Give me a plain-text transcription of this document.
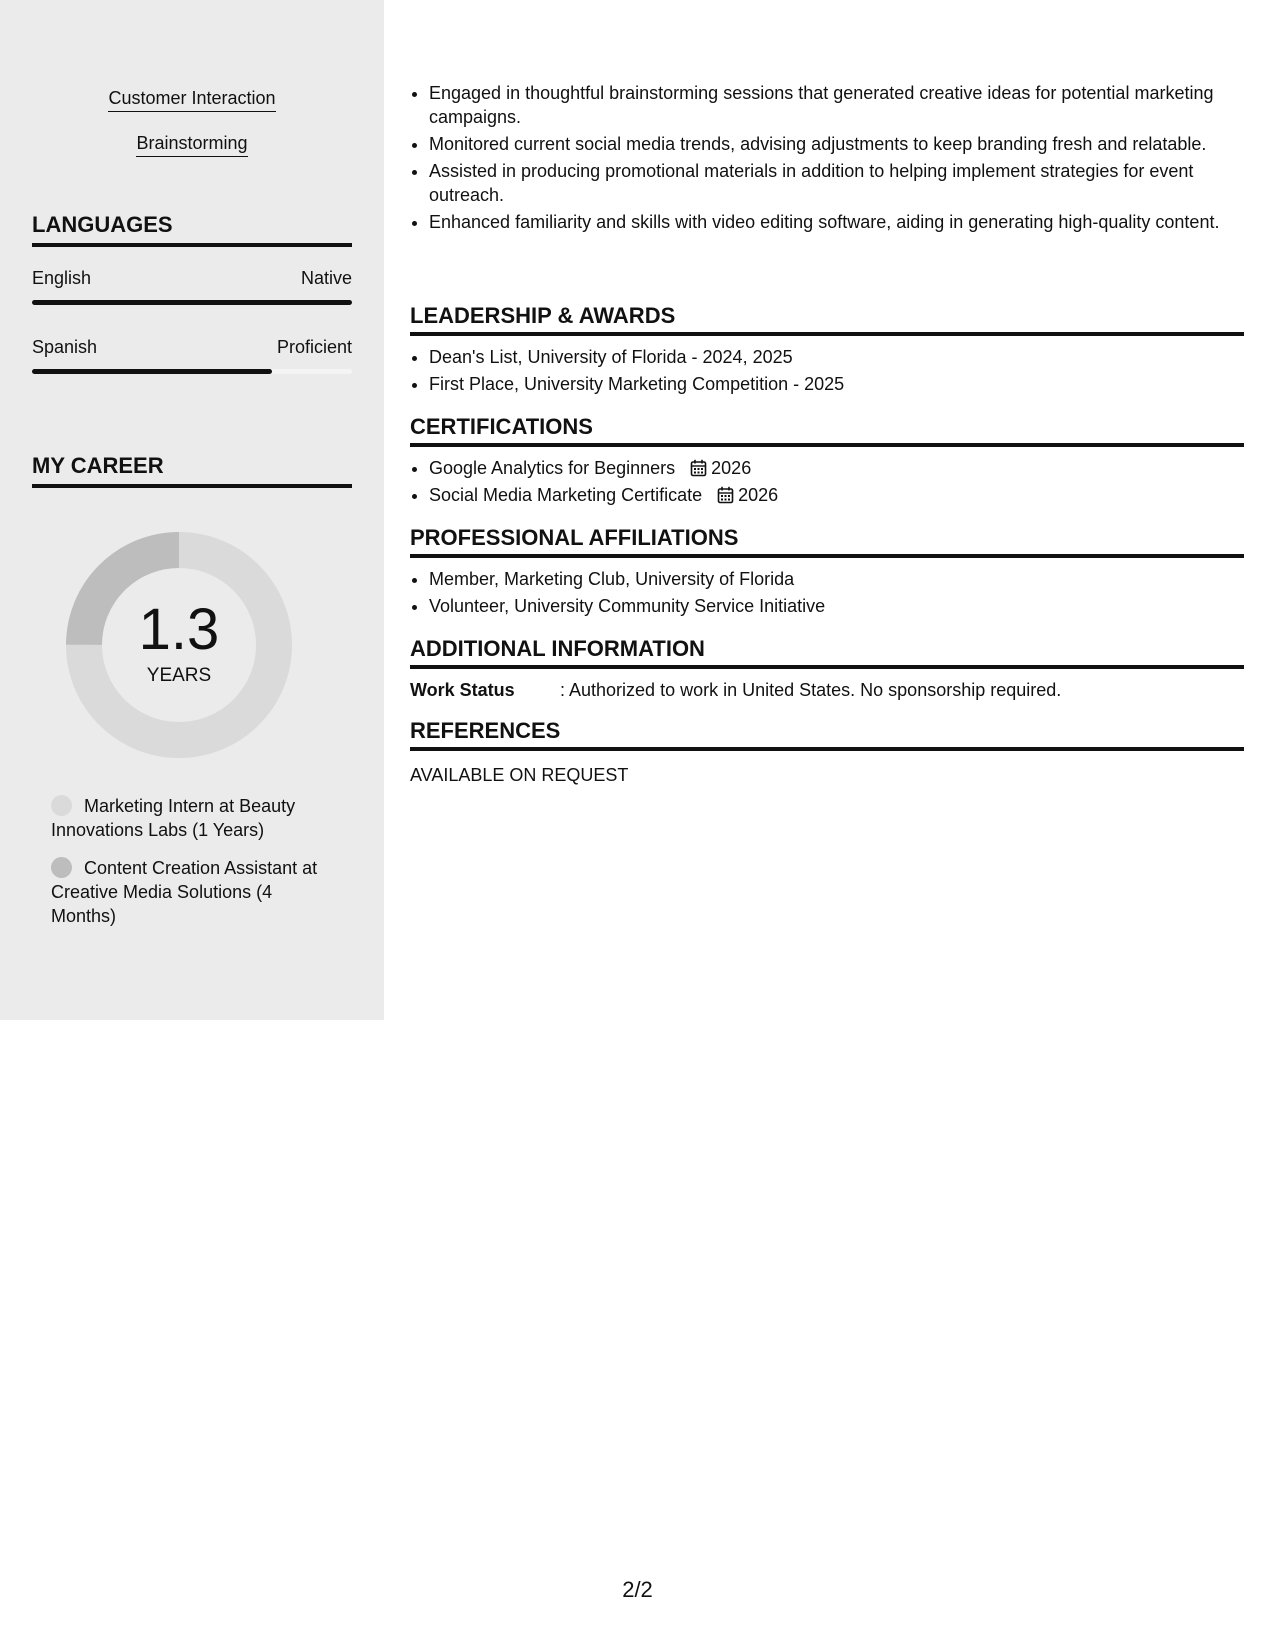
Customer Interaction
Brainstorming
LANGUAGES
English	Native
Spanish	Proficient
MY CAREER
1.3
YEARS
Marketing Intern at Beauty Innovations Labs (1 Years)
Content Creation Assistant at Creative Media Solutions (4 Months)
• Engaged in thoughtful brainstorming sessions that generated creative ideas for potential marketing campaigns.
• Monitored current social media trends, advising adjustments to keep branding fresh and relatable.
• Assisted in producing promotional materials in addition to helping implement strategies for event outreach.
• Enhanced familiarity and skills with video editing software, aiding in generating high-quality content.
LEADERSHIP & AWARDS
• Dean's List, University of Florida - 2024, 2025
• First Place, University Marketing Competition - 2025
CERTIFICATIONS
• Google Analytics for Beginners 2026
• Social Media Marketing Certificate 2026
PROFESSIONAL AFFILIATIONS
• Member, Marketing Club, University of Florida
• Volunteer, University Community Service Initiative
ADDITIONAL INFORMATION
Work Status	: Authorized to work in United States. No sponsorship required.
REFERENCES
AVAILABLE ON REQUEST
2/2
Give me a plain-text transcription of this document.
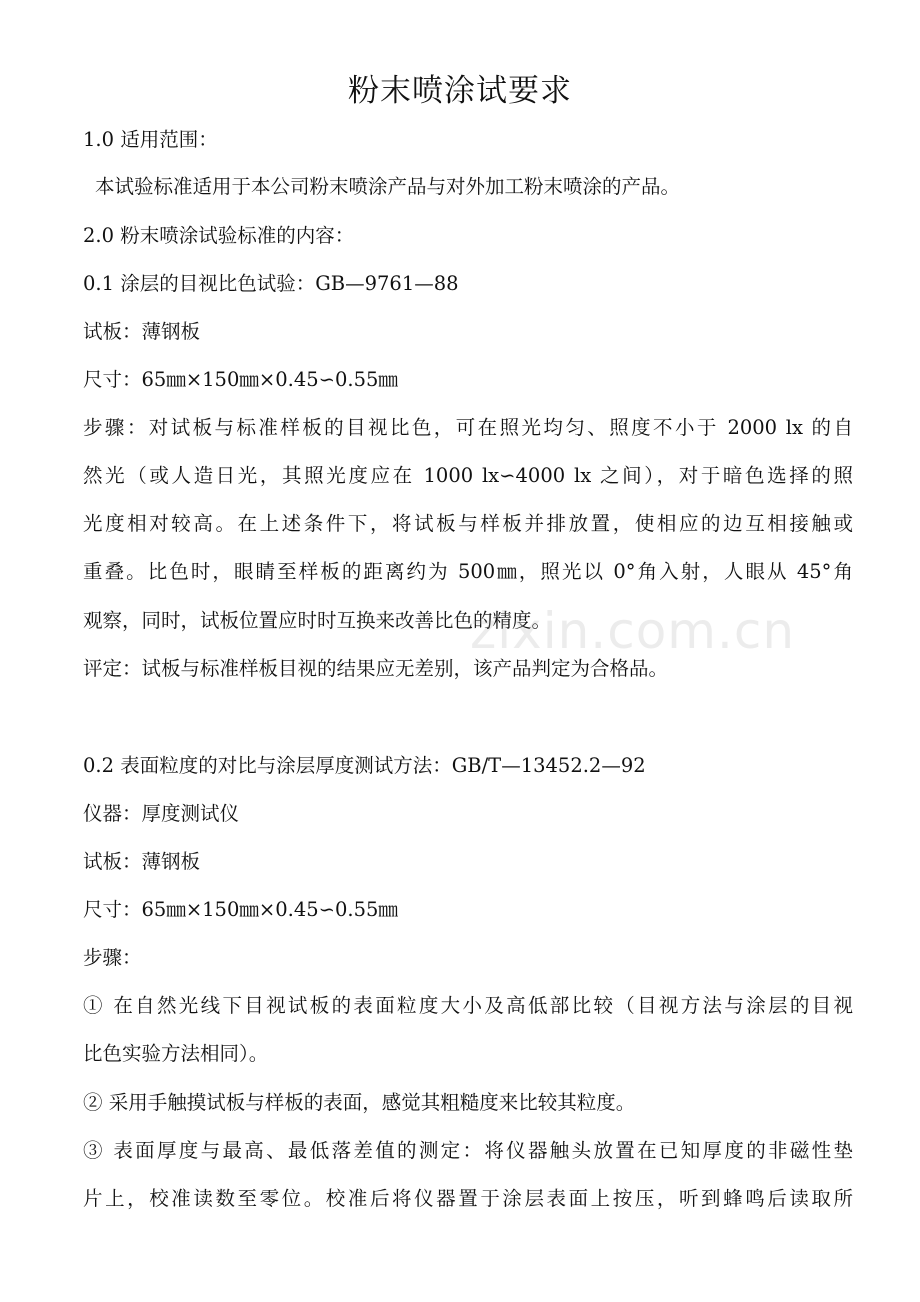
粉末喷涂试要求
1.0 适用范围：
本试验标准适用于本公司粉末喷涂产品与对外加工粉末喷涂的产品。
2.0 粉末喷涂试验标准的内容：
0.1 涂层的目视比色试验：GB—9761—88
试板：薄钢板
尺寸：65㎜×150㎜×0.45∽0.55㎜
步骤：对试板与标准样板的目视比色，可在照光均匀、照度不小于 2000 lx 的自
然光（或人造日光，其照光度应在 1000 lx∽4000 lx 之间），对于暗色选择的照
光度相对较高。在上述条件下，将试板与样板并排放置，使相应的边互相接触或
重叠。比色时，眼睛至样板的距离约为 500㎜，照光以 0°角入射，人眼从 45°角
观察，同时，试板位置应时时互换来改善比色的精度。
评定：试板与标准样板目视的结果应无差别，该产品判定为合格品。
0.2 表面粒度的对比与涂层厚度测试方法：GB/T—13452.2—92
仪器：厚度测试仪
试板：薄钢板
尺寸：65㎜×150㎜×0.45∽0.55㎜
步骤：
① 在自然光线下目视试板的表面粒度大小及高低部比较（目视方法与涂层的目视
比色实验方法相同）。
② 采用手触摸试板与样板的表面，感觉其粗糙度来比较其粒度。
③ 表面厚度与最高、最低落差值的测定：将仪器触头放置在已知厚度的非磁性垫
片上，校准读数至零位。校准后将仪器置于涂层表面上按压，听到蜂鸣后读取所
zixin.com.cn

══════════════════════════════

From the entries, report each line that includes the word "University".

• Dean's List, University of Florida - 2024, 2025
• First Place, University Marketing Competition - 2025
• Member, Marketing Club, University of Florida
• Volunteer, University Community Service Initiative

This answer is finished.